> _Listing_
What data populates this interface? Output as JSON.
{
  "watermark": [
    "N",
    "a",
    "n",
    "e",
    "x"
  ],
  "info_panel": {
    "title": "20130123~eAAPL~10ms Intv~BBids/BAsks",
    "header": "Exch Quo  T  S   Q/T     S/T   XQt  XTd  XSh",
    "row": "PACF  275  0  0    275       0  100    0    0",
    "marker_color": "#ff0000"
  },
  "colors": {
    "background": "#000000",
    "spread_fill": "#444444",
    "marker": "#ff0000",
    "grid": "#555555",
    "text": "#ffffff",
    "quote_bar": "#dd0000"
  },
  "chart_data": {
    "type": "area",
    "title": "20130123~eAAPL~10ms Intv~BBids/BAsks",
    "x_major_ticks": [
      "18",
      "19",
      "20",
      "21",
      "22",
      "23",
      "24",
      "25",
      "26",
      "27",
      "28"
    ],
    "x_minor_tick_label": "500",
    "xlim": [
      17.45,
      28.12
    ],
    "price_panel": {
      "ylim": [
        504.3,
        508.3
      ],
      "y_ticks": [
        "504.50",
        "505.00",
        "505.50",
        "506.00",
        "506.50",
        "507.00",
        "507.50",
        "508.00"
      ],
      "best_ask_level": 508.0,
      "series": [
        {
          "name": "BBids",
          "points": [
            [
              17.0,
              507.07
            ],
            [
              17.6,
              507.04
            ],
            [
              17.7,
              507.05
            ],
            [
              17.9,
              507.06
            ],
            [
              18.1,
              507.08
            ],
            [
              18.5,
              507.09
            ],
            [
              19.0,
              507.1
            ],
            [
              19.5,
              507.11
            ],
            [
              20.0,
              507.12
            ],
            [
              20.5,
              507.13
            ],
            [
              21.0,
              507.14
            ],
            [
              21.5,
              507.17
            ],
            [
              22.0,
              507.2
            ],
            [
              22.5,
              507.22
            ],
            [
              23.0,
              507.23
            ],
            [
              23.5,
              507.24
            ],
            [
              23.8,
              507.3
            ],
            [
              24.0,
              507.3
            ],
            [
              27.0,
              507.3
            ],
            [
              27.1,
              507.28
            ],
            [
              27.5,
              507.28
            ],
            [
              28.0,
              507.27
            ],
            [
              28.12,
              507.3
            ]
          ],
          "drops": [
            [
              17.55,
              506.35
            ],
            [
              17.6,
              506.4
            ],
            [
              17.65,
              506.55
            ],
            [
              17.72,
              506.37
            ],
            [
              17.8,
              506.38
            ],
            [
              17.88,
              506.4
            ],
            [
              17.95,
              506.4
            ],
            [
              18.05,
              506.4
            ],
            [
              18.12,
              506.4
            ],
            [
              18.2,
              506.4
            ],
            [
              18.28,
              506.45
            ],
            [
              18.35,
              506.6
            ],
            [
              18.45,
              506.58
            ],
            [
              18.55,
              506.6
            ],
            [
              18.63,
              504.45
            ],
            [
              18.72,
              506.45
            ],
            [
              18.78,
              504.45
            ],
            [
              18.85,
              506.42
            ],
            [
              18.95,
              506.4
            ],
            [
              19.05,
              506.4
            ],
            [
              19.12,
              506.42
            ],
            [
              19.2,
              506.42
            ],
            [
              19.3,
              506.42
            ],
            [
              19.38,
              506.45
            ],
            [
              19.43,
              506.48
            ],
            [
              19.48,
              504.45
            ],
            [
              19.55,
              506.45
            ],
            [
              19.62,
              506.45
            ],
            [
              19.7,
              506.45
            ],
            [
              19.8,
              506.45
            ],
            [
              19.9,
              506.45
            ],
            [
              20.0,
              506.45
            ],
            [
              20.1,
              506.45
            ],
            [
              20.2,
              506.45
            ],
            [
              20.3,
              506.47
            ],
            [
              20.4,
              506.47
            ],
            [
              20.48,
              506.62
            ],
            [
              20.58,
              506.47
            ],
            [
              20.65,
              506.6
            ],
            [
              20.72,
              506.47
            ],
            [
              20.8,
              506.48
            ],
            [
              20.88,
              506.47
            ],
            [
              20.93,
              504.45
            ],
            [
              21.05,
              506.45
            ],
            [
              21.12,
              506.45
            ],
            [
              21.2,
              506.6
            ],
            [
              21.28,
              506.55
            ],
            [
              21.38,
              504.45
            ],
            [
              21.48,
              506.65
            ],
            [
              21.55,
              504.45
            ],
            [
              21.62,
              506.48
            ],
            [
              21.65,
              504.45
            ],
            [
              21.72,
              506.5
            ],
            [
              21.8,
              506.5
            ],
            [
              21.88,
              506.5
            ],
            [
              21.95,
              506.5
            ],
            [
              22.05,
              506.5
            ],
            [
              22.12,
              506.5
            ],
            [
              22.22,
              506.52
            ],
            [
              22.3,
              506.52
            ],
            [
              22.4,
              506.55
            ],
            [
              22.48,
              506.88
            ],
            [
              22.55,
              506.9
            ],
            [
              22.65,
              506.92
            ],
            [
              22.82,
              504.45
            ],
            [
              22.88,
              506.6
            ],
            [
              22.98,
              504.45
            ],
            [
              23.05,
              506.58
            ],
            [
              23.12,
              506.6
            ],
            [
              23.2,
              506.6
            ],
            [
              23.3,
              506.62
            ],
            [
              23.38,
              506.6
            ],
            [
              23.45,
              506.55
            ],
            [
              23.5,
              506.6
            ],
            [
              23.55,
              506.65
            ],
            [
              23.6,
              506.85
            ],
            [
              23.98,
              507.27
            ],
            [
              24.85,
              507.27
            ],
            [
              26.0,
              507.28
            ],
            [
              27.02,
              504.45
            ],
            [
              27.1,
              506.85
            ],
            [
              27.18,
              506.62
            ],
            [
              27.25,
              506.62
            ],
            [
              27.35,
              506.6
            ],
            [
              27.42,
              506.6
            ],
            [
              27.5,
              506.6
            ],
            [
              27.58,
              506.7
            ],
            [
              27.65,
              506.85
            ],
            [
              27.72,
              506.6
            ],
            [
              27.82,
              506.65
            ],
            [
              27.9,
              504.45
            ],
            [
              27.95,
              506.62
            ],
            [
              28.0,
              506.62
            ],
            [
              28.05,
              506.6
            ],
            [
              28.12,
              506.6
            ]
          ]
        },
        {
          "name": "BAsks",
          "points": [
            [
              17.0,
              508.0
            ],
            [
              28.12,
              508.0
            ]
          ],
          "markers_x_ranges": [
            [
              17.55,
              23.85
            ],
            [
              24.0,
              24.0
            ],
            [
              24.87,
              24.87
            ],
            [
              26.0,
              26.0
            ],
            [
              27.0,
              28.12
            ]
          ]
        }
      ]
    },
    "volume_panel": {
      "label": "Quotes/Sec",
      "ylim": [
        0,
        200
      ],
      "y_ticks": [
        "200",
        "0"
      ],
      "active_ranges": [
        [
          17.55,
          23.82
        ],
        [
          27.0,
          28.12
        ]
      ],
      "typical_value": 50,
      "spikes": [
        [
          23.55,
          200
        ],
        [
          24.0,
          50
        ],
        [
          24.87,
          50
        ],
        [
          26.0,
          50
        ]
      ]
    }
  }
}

> _The exercise_
Reproduce every line of the data verbatim.

> _In response_
What data populates this interface? Output as JSON.
{
  "watermark": [
    "N",
    "a",
    "n",
    "e",
    "x"
  ],
  "info_panel": {
    "title": "20130123~eAAPL~10ms Intv~BBids/BAsks",
    "header": "Exch Quo  T  S   Q/T     S/T   XQt  XTd  XSh",
    "row": "PACF  275  0  0    275       0  100    0    0",
    "marker_color": "#ff0000"
  },
  "colors": {
    "background": "#000000",
    "spread_fill": "#444444",
    "marker": "#ff0000",
    "grid": "#555555",
    "text": "#ffffff",
    "quote_bar": "#dd0000"
  },
  "chart_data": {
    "type": "area",
    "title": "20130123~eAAPL~10ms Intv~BBids/BAsks",
    "x_major_ticks": [
      "18",
      "19",
      "20",
      "21",
      "22",
      "23",
      "24",
      "25",
      "26",
      "27",
      "28"
    ],
    "x_minor_tick_label": "500",
    "xlim": [
      17.45,
      28.12
    ],
    "price_panel": {
      "ylim": [
        504.3,
        508.3
      ],
      "y_ticks": [
        "504.50",
        "505.00",
        "505.50",
        "506.00",
        "506.50",
        "507.00",
        "507.50",
        "508.00"
      ],
      "best_ask_level": 508.0,
      "series": [
        {
          "name": "BBids",
          "points": [
            [
              17.0,
              507.07
            ],
            [
              17.6,
              507.04
            ],
            [
              17.7,
              507.05
            ],
            [
              17.9,
              507.06
            ],
            [
              18.1,
              507.08
            ],
            [
              18.5,
              507.09
            ],
            [
              19.0,
              507.1
            ],
            [
              19.5,
              507.11
            ],
            [
              20.0,
              507.12
            ],
            [
              20.5,
              507.13
            ],
            [
              21.0,
              507.14
            ],
            [
              21.5,
              507.17
            ],
            [
              22.0,
              507.2
            ],
            [
              22.5,
              507.22
            ],
            [
              23.0,
              507.23
            ],
            [
              23.5,
              507.24
            ],
            [
              23.8,
              507.3
            ],
            [
              24.0,
              507.3
            ],
            [
              27.0,
              507.3
            ],
            [
              27.1,
              507.28
            ],
            [
              27.5,
              507.28
            ],
            [
              28.0,
              507.27
            ],
            [
              28.12,
              507.3
            ]
          ],
          "drops": [
            [
              17.55,
              506.35
            ],
            [
              17.6,
              506.4
            ],
            [
              17.65,
              506.55
            ],
            [
              17.72,
              506.37
            ],
            [
              17.8,
              506.38
            ],
            [
              17.88,
              506.4
            ],
            [
              17.95,
              506.4
            ],
            [
              18.05,
              506.4
            ],
            [
              18.12,
              506.4
            ],
            [
              18.2,
              506.4
            ],
            [
              18.28,
              506.45
            ],
            [
              18.35,
              506.6
            ],
            [
              18.45,
              506.58
            ],
            [
              18.55,
              506.6
            ],
            [
              18.63,
              504.45
            ],
            [
              18.72,
              506.45
            ],
            [
              18.78,
              504.45
            ],
            [
              18.85,
              506.42
            ],
            [
              18.95,
              506.4
            ],
            [
              19.05,
              506.4
            ],
            [
              19.12,
              506.42
            ],
            [
              19.2,
              506.42
            ],
            [
              19.3,
              506.42
            ],
            [
              19.38,
              506.45
            ],
            [
              19.43,
              506.48
            ],
            [
              19.48,
              504.45
            ],
            [
              19.55,
              506.45
            ],
            [
              19.62,
              506.45
            ],
            [
              19.7,
              506.45
            ],
            [
              19.8,
              506.45
            ],
            [
              19.9,
              506.45
            ],
            [
              20.0,
              506.45
            ],
            [
              20.1,
              506.45
            ],
            [
              20.2,
              506.45
            ],
            [
              20.3,
              506.47
            ],
            [
              20.4,
              506.47
            ],
            [
              20.48,
              506.62
            ],
            [
              20.58,
              506.47
            ],
            [
              20.65,
              506.6
            ],
            [
              20.72,
              506.47
            ],
            [
              20.8,
              506.48
            ],
            [
              20.88,
              506.47
            ],
            [
              20.93,
              504.45
            ],
            [
              21.05,
              506.45
            ],
            [
              21.12,
              506.45
            ],
            [
              21.2,
              506.6
            ],
            [
              21.28,
              506.55
            ],
            [
              21.38,
              504.45
            ],
            [
              21.48,
              506.65
            ],
            [
              21.55,
              504.45
            ],
            [
              21.62,
              506.48
            ],
            [
              21.65,
              504.45
            ],
            [
              21.72,
              506.5
            ],
            [
              21.8,
              506.5
            ],
            [
              21.88,
              506.5
            ],
            [
              21.95,
              506.5
            ],
            [
              22.05,
              506.5
            ],
            [
              22.12,
              506.5
            ],
            [
              22.22,
              506.52
            ],
            [
              22.3,
              506.52
            ],
            [
              22.4,
              506.55
            ],
            [
              22.48,
              506.88
            ],
            [
              22.55,
              506.9
            ],
            [
              22.65,
              506.92
            ],
            [
              22.82,
              504.45
            ],
            [
              22.88,
              506.6
            ],
            [
              22.98,
              504.45
            ],
            [
              23.05,
              506.58
            ],
            [
              23.12,
              506.6
            ],
            [
              23.2,
              506.6
            ],
            [
              23.3,
              506.62
            ],
            [
              23.38,
              506.6
            ],
            [
              23.45,
              506.55
            ],
            [
              23.5,
              506.6
            ],
            [
              23.55,
              506.65
            ],
            [
              23.6,
              506.85
            ],
            [
              23.98,
              507.27
            ],
            [
              24.85,
              507.27
            ],
            [
              26.0,
              507.28
            ],
            [
              27.02,
              504.45
            ],
            [
              27.1,
              506.85
            ],
            [
              27.18,
              506.62
            ],
            [
              27.25,
              506.62
            ],
            [
              27.35,
              506.6
            ],
            [
              27.42,
              506.6
            ],
            [
              27.5,
              506.6
            ],
            [
              27.58,
              506.7
            ],
            [
              27.65,
              506.85
            ],
            [
              27.72,
              506.6
            ],
            [
              27.82,
              506.65
            ],
            [
              27.9,
              504.45
            ],
            [
              27.95,
              506.62
            ],
            [
              28.0,
              506.62
            ],
            [
              28.05,
              506.6
            ],
            [
              28.12,
              506.6
            ]
          ]
        },
        {
          "name": "BAsks",
          "points": [
            [
              17.0,
              508.0
            ],
            [
              28.12,
              508.0
            ]
          ],
          "markers_x_ranges": [
            [
              17.55,
              23.85
            ],
            [
              24.0,
              24.0
            ],
            [
              24.87,
              24.87
            ],
            [
              26.0,
              26.0
            ],
            [
              27.0,
              28.12
            ]
          ]
        }
      ]
    },
    "volume_panel": {
      "label": "Quotes/Sec",
      "ylim": [
        0,
        200
      ],
      "y_ticks": [
        "200",
        "0"
      ],
      "active_ranges": [
        [
          17.55,
          23.82
        ],
        [
          27.0,
          28.12
        ]
      ],
      "typical_value": 50,
      "spikes": [
        [
          23.55,
          200
        ],
        [
          24.0,
          50
        ],
        [
          24.87,
          50
        ],
        [
          26.0,
          50
        ]
      ]
    }
  }
}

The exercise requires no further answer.